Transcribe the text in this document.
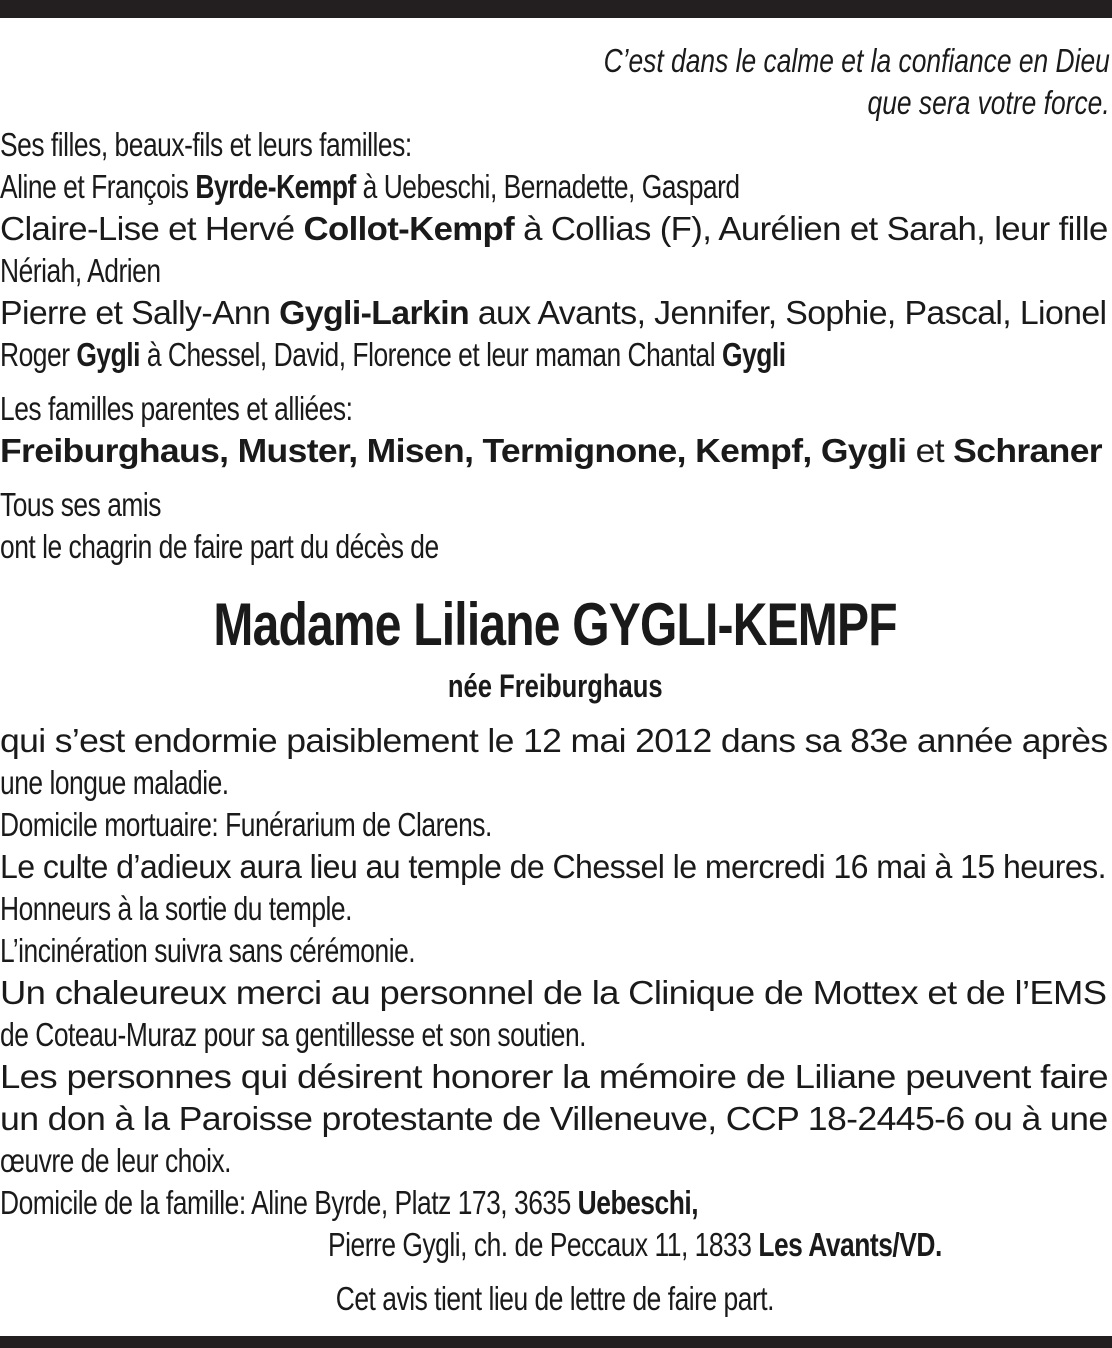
C’est dans le calme et la confiance en Dieu
que sera votre force.
Ses filles, beaux-fils et leurs familles:
Aline et François Byrde-Kempf à Uebeschi, Bernadette, Gaspard
Claire-Lise et Hervé Collot-Kempf à Collias (F), Aurélien et Sarah, leur fille
Nériah, Adrien
Pierre et Sally-Ann Gygli-Larkin aux Avants, Jennifer, Sophie, Pascal, Lionel
Roger Gygli à Chessel, David, Florence et leur maman Chantal Gygli
Les familles parentes et alliées:
Freiburghaus, Muster, Misen, Termignone, Kempf, Gygli et Schraner
Tous ses amis
ont le chagrin de faire part du décès de
Madame Liliane GYGLI-KEMPF
née Freiburghaus
qui s’est endormie paisiblement le 12 mai 2012 dans sa 83e année après
une longue maladie.
Domicile mortuaire: Funérarium de Clarens.
Le culte d’adieux aura lieu au temple de Chessel le mercredi 16 mai à 15 heures.
Honneurs à la sortie du temple.
L’incinération suivra sans cérémonie.
Un chaleureux merci au personnel de la Clinique de Mottex et de l’EMS
de Coteau-Muraz pour sa gentillesse et son soutien.
Les personnes qui désirent honorer la mémoire de Liliane peuvent faire
un don à la Paroisse protestante de Villeneuve, CCP 18-2445-6 ou à une
œuvre de leur choix.
Domicile de la famille: Aline Byrde, Platz 173, 3635 Uebeschi,
Pierre Gygli, ch. de Peccaux 11, 1833 Les Avants/VD.
Cet avis tient lieu de lettre de faire part.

What to produce: Return only those lines of the records that contain the string "temple".

Exercise response:
Le culte d’adieux aura lieu au temple de Chessel le mercredi 16 mai à 15 heures.
Honneurs à la sortie du temple.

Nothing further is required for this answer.